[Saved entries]

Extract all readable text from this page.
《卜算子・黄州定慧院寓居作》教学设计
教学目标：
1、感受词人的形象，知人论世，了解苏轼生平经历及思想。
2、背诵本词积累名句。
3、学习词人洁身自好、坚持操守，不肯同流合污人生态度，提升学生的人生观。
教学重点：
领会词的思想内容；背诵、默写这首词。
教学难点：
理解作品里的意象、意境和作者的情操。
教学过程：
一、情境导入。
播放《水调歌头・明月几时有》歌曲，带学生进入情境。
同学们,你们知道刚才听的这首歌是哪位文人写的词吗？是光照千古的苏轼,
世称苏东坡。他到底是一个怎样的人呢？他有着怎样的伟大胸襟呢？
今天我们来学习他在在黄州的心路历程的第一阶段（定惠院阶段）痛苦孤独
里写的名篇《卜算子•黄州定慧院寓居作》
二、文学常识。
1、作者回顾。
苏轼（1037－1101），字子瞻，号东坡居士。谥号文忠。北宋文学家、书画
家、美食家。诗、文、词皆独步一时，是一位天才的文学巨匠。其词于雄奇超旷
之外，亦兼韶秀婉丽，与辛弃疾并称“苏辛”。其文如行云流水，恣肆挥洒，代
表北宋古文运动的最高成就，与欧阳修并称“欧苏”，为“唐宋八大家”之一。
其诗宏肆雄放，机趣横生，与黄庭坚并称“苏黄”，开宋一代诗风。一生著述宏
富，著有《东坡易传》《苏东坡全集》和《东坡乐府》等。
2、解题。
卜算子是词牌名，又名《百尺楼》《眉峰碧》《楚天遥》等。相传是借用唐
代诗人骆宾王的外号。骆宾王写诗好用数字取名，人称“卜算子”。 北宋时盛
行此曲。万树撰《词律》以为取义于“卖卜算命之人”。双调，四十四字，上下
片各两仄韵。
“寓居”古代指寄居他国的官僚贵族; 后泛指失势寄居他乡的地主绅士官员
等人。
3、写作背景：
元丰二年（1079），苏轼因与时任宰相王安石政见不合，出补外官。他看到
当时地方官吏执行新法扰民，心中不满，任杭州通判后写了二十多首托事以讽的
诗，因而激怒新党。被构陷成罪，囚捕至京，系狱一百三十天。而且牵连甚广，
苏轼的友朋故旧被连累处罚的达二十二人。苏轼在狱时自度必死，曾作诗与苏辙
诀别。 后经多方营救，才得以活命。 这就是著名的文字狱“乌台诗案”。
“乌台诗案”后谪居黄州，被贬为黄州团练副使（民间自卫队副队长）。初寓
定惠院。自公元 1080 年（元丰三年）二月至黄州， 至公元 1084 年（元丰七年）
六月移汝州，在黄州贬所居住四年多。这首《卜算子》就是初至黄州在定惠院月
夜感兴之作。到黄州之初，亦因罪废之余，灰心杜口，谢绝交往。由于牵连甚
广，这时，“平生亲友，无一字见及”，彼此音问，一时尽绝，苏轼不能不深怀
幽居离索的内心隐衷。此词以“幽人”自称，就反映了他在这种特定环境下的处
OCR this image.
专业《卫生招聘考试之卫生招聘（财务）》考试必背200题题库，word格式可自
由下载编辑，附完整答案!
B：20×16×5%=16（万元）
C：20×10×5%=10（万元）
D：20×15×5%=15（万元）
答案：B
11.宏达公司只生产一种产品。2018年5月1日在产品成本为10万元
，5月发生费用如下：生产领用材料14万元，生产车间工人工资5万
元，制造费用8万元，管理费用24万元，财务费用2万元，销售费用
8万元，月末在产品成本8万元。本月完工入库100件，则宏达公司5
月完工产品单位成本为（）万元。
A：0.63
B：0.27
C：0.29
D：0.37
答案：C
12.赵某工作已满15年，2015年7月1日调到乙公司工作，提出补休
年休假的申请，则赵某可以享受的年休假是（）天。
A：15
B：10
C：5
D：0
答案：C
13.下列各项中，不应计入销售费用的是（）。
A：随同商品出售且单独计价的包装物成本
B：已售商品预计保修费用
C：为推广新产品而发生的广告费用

> _Written problem_
Above are some records; extract every one of them exactly.

> _The completed task_
Extract all readable text from this page.
《卜算子・黄州定慧院寓居作》教学设计
教学目标：
1、感受词人的形象，知人论世，了解苏轼生平经历及思想。
2、背诵本词积累名句。
3、学习词人洁身自好、坚持操守，不肯同流合污人生态度，提升学生的人生观。
教学重点：
领会词的思想内容；背诵、默写这首词。
教学难点：
理解作品里的意象、意境和作者的情操。
教学过程：
一、情境导入。
播放《水调歌头・明月几时有》歌曲，带学生进入情境。
同学们,你们知道刚才听的这首歌是哪位文人写的词吗？是光照千古的苏轼,
世称苏东坡。他到底是一个怎样的人呢？他有着怎样的伟大胸襟呢？
今天我们来学习他在在黄州的心路历程的第一阶段（定惠院阶段）痛苦孤独
里写的名篇《卜算子•黄州定慧院寓居作》
二、文学常识。
1、作者回顾。
苏轼（1037－1101），字子瞻，号东坡居士。谥号文忠。北宋文学家、书画
家、美食家。诗、文、词皆独步一时，是一位天才的文学巨匠。其词于雄奇超旷
之外，亦兼韶秀婉丽，与辛弃疾并称“苏辛”。其文如行云流水，恣肆挥洒，代
表北宋古文运动的最高成就，与欧阳修并称“欧苏”，为“唐宋八大家”之一。
其诗宏肆雄放，机趣横生，与黄庭坚并称“苏黄”，开宋一代诗风。一生著述宏
富，著有《东坡易传》《苏东坡全集》和《东坡乐府》等。
2、解题。
卜算子是词牌名，又名《百尺楼》《眉峰碧》《楚天遥》等。相传是借用唐
代诗人骆宾王的外号。骆宾王写诗好用数字取名，人称“卜算子”。 北宋时盛
行此曲。万树撰《词律》以为取义于“卖卜算命之人”。双调，四十四字，上下
片各两仄韵。
“寓居”古代指寄居他国的官僚贵族; 后泛指失势寄居他乡的地主绅士官员
等人。
3、写作背景：
元丰二年（1079），苏轼因与时任宰相王安石政见不合，出补外官。他看到
当时地方官吏执行新法扰民，心中不满，任杭州通判后写了二十多首托事以讽的
诗，因而激怒新党。被构陷成罪，囚捕至京，系狱一百三十天。而且牵连甚广，
苏轼的友朋故旧被连累处罚的达二十二人。苏轼在狱时自度必死，曾作诗与苏辙
诀别。 后经多方营救，才得以活命。 这就是著名的文字狱“乌台诗案”。
“乌台诗案”后谪居黄州，被贬为黄州团练副使（民间自卫队副队长）。初寓
定惠院。自公元 1080 年（元丰三年）二月至黄州， 至公元 1084 年（元丰七年）
六月移汝州，在黄州贬所居住四年多。这首《卜算子》就是初至黄州在定惠院月
夜感兴之作。到黄州之初，亦因罪废之余，灰心杜口，谢绝交往。由于牵连甚
广，这时，“平生亲友，无一字见及”，彼此音问，一时尽绝，苏轼不能不深怀
幽居离索的内心隐衷。此词以“幽人”自称，就反映了他在这种特定环境下的处
OCR this image.
专业《卫生招聘考试之卫生招聘（财务）》考试必背200题题库，word格式可自
由下载编辑，附完整答案!
B：20×16×5%=16（万元）
C：20×10×5%=10（万元）
D：20×15×5%=15（万元）
答案：B
11.宏达公司只生产一种产品。2018年5月1日在产品成本为10万元
，5月发生费用如下：生产领用材料14万元，生产车间工人工资5万
元，制造费用8万元，管理费用24万元，财务费用2万元，销售费用
8万元，月末在产品成本8万元。本月完工入库100件，则宏达公司5
月完工产品单位成本为（）万元。
A：0.63
B：0.27
C：0.29
D：0.37
答案：C
12.赵某工作已满15年，2015年7月1日调到乙公司工作，提出补休
年休假的申请，则赵某可以享受的年休假是（）天。
A：15
B：10
C：5
D：0
答案：C
13.下列各项中，不应计入销售费用的是（）。
A：随同商品出售且单独计价的包装物成本
B：已售商品预计保修费用
C：为推广新产品而发生的广告费用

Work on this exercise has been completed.